WRITTEN EXERCISE – Identify the lines holding "peut" and copy them.

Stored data
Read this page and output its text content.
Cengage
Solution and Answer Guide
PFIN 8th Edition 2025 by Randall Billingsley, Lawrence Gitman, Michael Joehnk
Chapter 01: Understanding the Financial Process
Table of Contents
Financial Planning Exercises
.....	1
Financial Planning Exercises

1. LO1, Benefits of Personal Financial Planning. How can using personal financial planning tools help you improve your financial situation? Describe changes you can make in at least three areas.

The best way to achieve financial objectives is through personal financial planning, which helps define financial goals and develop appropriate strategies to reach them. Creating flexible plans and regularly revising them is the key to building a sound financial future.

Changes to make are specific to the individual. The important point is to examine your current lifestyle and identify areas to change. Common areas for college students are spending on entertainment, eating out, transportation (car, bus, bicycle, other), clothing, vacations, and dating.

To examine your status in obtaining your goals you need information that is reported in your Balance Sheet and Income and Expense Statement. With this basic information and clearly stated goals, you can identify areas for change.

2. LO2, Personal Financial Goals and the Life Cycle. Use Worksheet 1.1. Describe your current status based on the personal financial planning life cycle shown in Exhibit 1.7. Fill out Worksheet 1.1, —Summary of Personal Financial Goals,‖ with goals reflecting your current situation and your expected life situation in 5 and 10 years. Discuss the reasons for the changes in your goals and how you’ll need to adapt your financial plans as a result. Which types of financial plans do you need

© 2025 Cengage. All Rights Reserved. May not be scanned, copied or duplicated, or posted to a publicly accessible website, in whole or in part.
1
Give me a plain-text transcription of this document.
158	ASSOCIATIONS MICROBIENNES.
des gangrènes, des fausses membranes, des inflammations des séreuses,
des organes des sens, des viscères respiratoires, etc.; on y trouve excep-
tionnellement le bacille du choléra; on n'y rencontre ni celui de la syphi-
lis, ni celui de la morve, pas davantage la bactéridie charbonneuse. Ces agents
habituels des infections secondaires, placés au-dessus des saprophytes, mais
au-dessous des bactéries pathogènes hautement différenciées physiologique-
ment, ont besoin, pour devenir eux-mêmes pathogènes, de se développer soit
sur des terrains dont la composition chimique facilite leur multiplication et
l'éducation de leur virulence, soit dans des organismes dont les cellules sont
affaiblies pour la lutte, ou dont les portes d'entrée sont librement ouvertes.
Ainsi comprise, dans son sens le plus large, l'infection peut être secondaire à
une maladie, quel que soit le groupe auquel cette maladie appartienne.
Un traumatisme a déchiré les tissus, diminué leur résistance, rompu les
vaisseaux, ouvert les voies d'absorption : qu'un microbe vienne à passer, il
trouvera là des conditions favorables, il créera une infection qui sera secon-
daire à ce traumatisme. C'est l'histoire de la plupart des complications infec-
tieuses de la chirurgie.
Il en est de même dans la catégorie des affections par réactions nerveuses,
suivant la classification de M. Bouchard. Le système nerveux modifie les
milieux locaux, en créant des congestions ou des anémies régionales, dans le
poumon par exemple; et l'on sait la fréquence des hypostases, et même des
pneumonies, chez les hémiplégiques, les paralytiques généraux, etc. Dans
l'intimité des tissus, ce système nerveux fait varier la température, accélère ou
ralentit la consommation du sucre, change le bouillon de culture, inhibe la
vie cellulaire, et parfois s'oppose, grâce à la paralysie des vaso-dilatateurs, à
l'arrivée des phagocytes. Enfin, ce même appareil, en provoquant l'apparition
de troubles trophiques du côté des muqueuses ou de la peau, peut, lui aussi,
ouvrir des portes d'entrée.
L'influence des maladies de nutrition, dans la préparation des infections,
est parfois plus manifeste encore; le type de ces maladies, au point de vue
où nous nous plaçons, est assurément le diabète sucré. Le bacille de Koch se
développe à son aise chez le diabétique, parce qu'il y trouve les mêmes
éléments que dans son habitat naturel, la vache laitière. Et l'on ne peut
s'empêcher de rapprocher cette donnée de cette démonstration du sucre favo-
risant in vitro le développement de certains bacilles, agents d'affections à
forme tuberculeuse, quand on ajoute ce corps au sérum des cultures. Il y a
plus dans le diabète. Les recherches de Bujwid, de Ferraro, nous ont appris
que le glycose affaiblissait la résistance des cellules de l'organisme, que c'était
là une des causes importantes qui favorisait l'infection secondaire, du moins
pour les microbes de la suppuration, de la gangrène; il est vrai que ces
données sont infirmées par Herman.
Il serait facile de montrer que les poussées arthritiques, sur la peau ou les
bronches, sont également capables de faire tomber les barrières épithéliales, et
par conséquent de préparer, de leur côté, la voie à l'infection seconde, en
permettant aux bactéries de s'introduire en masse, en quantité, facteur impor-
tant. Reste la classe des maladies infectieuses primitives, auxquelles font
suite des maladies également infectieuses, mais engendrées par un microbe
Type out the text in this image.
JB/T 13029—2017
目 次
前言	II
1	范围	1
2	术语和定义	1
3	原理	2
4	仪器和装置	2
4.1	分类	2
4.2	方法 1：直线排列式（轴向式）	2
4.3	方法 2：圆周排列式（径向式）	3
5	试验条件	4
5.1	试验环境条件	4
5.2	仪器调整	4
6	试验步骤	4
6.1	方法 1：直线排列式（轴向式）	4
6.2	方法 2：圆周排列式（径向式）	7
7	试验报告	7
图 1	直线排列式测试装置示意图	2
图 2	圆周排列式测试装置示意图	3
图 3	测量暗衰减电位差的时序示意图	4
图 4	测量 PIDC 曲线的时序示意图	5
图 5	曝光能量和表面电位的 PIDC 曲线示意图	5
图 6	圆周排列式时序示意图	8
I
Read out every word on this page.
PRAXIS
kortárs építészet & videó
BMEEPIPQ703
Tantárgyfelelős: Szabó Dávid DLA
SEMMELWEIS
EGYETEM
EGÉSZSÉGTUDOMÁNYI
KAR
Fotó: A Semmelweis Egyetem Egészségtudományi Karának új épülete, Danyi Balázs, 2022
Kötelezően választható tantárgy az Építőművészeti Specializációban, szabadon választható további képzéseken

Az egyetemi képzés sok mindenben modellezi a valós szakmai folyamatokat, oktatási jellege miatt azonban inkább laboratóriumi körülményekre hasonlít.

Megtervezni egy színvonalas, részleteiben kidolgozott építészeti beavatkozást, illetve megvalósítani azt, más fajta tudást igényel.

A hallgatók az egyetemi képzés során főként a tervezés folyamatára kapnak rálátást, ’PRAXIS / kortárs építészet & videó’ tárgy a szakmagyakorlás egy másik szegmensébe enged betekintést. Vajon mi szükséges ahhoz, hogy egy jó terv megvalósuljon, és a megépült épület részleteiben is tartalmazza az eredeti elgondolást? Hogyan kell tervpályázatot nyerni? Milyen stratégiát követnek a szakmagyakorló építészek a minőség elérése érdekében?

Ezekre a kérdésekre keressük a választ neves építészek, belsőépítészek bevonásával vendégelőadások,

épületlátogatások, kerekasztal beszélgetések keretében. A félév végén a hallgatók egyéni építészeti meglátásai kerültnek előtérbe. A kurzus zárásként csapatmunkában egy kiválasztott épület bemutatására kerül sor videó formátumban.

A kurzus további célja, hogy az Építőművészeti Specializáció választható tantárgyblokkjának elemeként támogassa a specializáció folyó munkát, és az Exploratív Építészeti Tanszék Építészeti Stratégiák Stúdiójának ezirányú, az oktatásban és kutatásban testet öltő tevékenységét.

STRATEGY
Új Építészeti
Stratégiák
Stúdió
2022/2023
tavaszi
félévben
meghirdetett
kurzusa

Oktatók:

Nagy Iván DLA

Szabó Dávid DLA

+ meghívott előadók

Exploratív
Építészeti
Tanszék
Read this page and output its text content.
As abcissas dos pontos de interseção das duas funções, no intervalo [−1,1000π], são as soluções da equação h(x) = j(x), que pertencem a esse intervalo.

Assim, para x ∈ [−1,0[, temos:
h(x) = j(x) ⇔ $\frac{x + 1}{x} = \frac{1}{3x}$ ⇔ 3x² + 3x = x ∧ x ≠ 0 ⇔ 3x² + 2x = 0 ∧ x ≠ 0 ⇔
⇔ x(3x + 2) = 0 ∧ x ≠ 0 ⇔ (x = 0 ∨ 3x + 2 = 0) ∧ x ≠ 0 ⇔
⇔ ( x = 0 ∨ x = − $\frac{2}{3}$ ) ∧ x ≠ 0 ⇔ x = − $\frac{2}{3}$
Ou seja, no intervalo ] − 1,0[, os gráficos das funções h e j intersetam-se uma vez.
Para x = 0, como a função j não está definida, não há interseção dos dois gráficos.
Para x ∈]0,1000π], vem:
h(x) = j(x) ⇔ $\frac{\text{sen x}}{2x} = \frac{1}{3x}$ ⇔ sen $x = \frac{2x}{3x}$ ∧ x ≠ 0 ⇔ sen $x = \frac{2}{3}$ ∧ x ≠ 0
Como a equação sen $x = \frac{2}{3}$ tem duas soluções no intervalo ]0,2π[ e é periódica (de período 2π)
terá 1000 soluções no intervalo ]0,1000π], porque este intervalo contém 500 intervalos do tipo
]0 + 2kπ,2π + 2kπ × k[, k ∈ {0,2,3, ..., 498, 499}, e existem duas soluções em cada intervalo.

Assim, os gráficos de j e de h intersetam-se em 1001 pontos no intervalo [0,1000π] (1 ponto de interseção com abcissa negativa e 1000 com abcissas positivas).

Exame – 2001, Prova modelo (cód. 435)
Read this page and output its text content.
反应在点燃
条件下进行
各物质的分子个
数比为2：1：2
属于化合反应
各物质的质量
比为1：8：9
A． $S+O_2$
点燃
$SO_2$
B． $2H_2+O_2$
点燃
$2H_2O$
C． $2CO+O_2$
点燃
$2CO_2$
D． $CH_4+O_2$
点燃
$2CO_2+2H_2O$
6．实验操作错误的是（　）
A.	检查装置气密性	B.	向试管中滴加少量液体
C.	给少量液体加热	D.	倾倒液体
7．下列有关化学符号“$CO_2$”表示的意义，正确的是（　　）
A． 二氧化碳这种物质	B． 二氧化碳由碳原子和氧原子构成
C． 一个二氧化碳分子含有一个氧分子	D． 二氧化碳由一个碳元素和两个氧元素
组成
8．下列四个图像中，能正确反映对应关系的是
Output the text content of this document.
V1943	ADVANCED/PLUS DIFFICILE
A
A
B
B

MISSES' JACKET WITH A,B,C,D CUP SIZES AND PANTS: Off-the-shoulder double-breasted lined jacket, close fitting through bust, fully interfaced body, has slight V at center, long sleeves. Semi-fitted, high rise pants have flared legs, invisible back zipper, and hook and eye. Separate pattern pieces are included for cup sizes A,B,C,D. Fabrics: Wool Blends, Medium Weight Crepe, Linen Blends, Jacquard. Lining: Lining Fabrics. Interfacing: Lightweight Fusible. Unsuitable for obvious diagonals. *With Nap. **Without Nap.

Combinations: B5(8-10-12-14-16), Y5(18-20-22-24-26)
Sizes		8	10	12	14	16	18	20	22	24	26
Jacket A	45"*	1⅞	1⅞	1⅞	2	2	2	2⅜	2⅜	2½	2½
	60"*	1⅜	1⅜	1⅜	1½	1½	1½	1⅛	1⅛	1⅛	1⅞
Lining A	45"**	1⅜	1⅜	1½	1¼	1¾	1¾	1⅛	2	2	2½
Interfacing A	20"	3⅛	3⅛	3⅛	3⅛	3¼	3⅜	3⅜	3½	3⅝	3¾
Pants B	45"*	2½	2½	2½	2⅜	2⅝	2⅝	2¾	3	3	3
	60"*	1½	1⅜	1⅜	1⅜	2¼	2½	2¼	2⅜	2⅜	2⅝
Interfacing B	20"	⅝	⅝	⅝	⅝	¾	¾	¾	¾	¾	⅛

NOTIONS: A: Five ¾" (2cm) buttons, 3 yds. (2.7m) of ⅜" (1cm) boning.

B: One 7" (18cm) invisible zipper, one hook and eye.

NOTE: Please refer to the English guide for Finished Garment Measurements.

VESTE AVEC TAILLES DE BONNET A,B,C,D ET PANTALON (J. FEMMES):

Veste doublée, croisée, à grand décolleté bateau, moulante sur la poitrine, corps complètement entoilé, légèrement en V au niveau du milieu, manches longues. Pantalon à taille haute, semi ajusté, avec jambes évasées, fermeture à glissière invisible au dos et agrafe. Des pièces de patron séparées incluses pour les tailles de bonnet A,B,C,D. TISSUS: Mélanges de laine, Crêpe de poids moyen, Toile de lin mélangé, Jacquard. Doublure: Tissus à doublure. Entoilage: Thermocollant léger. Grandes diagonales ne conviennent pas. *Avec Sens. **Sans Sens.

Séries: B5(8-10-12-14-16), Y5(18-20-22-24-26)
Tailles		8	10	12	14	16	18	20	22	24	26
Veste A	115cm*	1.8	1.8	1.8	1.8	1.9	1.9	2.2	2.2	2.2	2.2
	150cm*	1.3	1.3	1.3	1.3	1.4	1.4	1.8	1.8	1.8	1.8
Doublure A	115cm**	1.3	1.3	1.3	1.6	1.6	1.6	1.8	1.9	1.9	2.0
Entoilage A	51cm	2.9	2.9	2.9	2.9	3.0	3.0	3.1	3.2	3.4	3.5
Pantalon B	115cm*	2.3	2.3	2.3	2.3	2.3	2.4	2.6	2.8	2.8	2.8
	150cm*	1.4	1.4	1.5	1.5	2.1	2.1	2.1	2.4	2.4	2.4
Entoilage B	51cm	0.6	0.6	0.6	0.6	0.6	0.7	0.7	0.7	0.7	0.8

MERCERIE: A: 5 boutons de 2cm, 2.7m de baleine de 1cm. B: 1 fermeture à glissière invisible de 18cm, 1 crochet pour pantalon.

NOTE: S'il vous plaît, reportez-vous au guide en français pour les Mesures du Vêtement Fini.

FINISHED EXERCISE –
Ainsi comprise, dans son sens le plus large, l'infection peut être secondaire à
de troubles trophiques du côté des muqueuses ou de la peau, peut, lui aussi,
éléments que dans son habitat naturel, la vache laitière. Et l'on ne peut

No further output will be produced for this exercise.